■ Supplied data:
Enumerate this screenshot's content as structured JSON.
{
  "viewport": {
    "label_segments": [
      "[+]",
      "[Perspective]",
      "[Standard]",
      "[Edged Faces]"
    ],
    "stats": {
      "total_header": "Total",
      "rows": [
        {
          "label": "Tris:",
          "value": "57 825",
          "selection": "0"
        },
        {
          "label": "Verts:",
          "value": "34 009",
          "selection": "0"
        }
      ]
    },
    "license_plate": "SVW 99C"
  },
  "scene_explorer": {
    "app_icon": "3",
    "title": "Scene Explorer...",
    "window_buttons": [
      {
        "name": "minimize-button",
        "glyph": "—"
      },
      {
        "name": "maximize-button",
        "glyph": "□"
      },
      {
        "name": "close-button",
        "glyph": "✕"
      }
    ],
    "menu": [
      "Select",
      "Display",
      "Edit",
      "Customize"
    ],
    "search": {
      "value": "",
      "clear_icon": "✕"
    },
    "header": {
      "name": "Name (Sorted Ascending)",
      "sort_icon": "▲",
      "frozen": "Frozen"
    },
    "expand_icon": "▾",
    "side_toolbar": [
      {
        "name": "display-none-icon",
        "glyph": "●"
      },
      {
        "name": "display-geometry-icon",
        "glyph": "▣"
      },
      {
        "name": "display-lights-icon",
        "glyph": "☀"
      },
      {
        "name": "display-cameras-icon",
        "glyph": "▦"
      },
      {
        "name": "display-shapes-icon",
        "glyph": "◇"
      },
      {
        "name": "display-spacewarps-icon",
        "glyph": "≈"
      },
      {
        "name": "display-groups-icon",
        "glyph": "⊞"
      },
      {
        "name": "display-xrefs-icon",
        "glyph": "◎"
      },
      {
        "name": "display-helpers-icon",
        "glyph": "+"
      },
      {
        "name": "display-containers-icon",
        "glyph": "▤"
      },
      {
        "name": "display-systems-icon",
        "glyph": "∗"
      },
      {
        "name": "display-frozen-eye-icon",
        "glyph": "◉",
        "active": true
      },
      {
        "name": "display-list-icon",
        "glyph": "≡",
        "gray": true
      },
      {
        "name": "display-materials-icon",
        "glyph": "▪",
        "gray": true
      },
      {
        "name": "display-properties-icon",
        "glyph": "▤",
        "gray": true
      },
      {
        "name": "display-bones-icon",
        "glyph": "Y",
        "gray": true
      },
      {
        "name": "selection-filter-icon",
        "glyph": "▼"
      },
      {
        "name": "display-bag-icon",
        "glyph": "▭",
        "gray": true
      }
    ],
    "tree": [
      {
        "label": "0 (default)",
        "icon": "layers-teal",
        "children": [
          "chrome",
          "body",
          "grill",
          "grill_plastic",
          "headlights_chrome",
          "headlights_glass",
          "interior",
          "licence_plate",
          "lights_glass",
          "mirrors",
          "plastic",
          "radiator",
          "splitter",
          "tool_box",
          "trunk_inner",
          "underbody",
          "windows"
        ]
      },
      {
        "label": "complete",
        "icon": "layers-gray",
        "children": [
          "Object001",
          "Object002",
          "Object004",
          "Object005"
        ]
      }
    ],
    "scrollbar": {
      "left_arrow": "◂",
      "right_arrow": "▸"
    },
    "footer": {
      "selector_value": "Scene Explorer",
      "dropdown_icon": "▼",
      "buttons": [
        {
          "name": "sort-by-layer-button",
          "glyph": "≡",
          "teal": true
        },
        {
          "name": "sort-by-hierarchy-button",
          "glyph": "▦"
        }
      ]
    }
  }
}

* * *

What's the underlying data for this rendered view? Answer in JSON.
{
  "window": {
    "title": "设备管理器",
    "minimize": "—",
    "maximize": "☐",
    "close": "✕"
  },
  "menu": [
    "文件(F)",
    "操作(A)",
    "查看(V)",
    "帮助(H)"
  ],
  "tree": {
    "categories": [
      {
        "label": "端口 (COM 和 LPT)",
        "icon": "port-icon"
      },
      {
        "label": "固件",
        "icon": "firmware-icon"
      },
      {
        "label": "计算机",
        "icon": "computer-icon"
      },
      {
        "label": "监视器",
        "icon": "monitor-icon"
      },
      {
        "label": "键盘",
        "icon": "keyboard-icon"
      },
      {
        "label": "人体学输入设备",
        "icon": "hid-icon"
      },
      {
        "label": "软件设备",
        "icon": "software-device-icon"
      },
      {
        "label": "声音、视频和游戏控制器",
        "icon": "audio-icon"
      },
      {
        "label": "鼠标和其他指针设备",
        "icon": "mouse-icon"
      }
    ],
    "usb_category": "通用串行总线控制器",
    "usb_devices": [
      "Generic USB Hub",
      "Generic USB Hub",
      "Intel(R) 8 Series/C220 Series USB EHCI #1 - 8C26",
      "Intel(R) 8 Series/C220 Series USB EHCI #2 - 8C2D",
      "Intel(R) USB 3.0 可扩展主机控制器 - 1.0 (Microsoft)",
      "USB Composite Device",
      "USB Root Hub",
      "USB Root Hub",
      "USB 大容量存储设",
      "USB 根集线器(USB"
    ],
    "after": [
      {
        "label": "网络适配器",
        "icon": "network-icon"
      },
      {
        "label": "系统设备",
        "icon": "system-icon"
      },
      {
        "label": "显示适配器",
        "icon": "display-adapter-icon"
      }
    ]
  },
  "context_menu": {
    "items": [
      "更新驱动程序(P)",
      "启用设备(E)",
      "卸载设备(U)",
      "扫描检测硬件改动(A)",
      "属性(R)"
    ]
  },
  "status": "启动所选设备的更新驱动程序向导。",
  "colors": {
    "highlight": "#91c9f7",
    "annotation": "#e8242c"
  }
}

--

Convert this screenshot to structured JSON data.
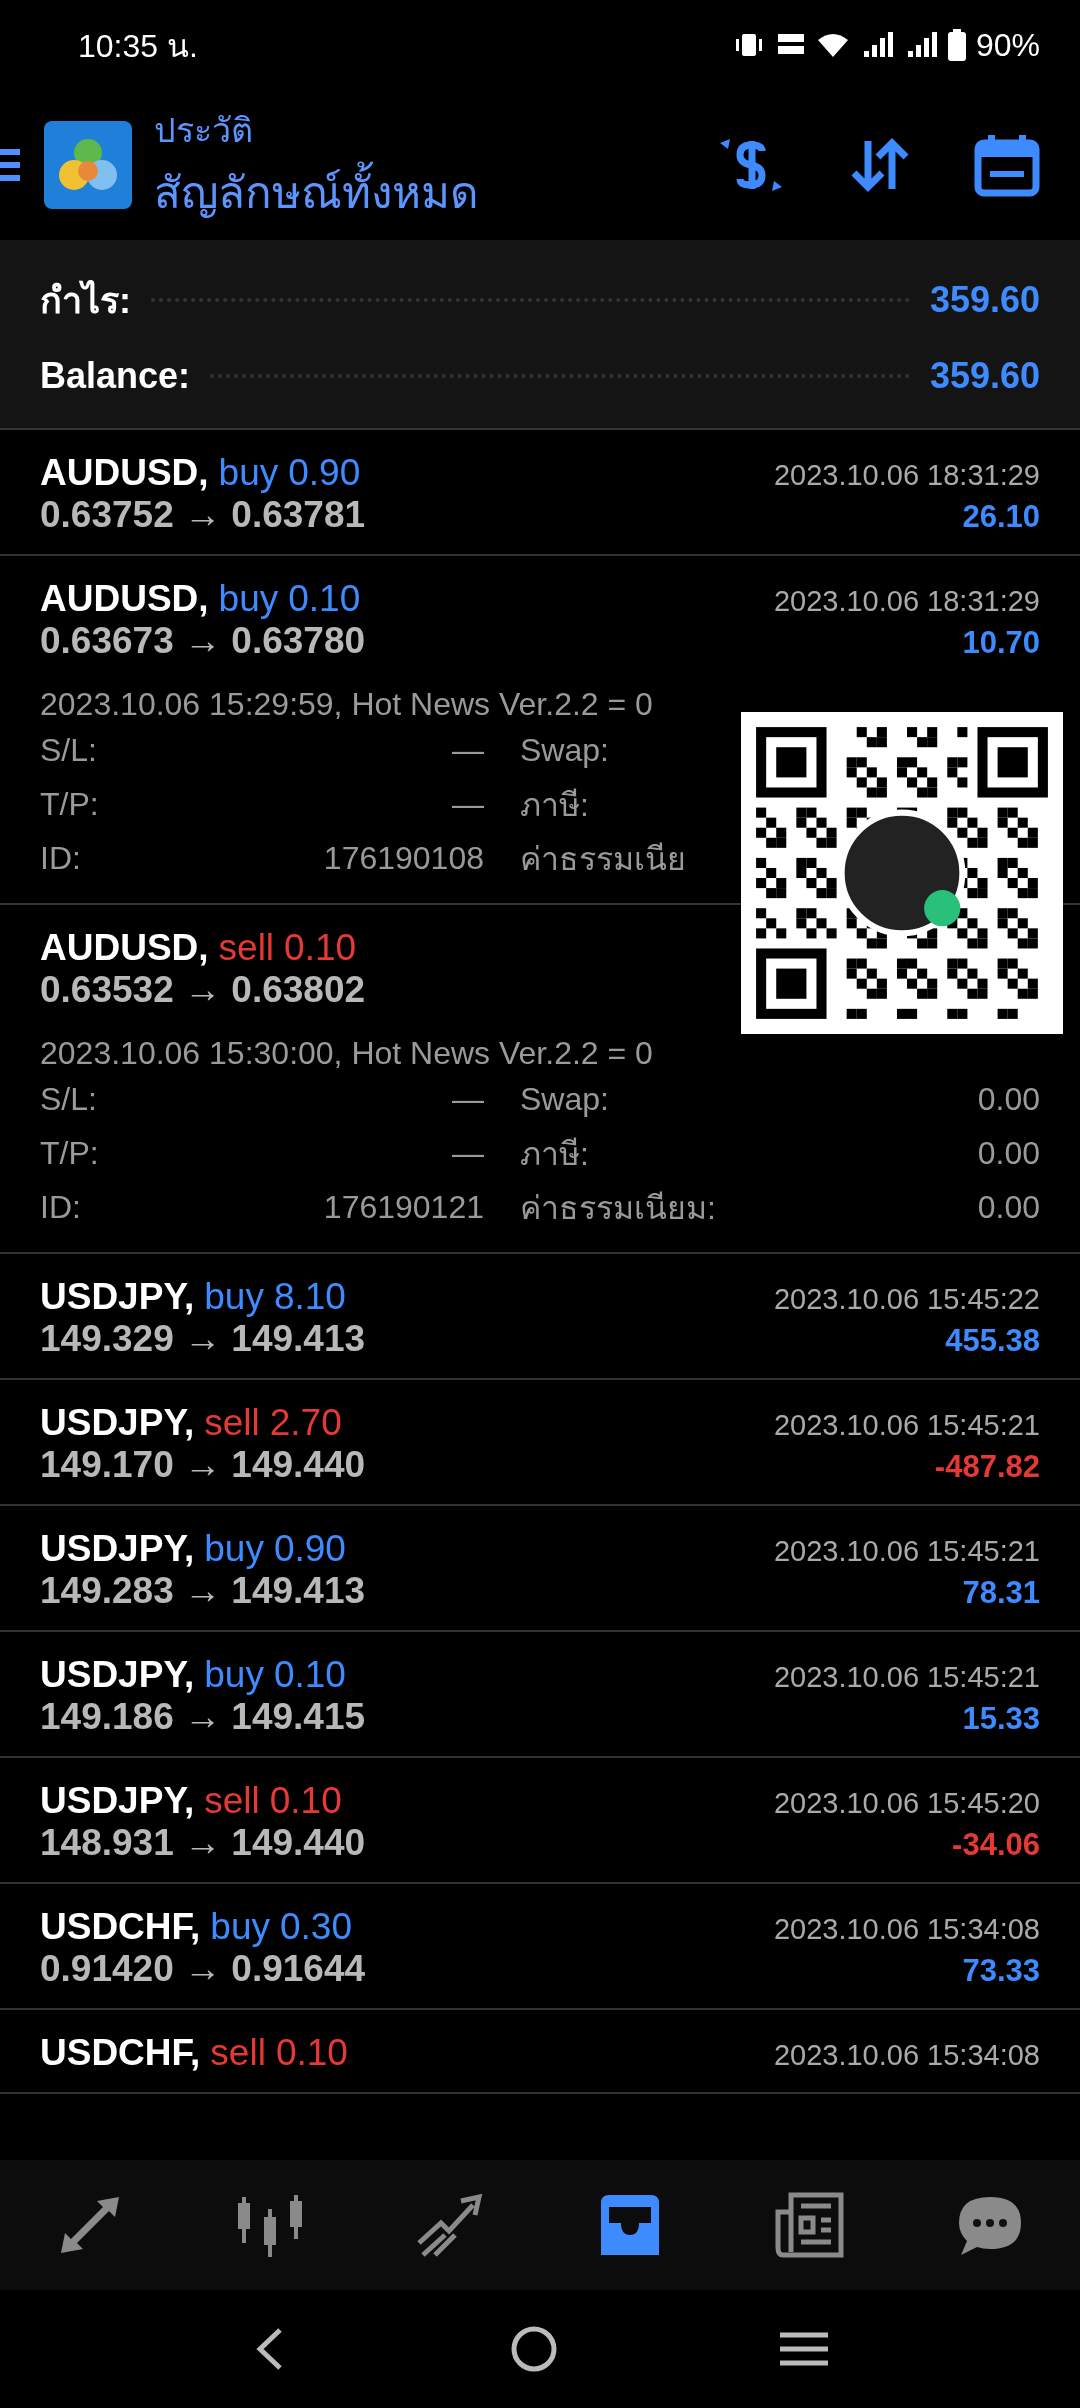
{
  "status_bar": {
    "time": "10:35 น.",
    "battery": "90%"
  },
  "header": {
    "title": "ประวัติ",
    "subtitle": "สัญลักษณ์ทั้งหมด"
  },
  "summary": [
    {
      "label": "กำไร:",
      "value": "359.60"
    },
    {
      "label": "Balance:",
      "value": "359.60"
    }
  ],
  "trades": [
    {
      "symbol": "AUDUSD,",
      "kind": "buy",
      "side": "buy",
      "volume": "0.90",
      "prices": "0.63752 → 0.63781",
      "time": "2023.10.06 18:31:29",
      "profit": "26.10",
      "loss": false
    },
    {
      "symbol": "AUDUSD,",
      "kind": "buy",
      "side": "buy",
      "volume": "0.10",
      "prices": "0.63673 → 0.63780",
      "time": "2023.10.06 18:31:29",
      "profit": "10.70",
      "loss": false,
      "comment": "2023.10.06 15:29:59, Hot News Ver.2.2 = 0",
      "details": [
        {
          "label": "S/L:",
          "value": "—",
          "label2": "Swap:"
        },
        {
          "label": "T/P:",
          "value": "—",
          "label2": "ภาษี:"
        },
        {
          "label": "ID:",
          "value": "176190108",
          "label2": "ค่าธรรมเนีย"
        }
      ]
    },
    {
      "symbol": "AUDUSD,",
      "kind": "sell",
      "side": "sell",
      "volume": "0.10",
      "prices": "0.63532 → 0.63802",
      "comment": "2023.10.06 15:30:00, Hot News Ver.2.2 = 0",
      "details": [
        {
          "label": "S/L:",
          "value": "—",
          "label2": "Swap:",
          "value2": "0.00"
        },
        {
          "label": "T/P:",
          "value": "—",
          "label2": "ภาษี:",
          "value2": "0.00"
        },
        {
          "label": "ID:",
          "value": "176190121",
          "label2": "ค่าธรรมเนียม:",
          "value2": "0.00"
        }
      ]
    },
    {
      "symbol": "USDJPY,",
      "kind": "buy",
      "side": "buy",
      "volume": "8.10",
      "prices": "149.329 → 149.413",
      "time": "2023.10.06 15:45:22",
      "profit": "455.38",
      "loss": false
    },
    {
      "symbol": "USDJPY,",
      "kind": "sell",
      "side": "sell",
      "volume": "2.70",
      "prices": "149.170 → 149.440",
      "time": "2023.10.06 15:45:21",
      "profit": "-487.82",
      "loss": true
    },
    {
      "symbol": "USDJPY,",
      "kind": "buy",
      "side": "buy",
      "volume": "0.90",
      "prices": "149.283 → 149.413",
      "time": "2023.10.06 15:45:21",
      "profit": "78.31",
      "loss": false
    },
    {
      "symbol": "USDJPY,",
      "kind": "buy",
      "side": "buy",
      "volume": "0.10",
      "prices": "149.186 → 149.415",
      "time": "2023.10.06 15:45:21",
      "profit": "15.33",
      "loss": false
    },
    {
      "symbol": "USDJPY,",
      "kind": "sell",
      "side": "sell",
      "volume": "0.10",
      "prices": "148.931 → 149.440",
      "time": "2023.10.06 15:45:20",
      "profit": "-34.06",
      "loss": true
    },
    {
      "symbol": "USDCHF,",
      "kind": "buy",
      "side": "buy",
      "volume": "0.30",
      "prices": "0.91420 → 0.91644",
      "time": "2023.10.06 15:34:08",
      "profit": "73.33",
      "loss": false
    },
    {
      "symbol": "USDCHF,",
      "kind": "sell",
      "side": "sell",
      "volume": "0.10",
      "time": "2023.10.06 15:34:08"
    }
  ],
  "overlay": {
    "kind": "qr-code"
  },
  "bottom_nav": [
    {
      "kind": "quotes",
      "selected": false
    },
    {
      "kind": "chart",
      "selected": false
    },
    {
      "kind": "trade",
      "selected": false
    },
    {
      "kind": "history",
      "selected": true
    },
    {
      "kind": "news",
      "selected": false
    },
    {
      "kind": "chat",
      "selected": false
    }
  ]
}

■ Task brief: Search the records above for the string "screenshot". Copy every line that contains it.

■ Final result:
Enumerate this screenshot's content as structured JSON.
Convert this screenshot to structured JSON data.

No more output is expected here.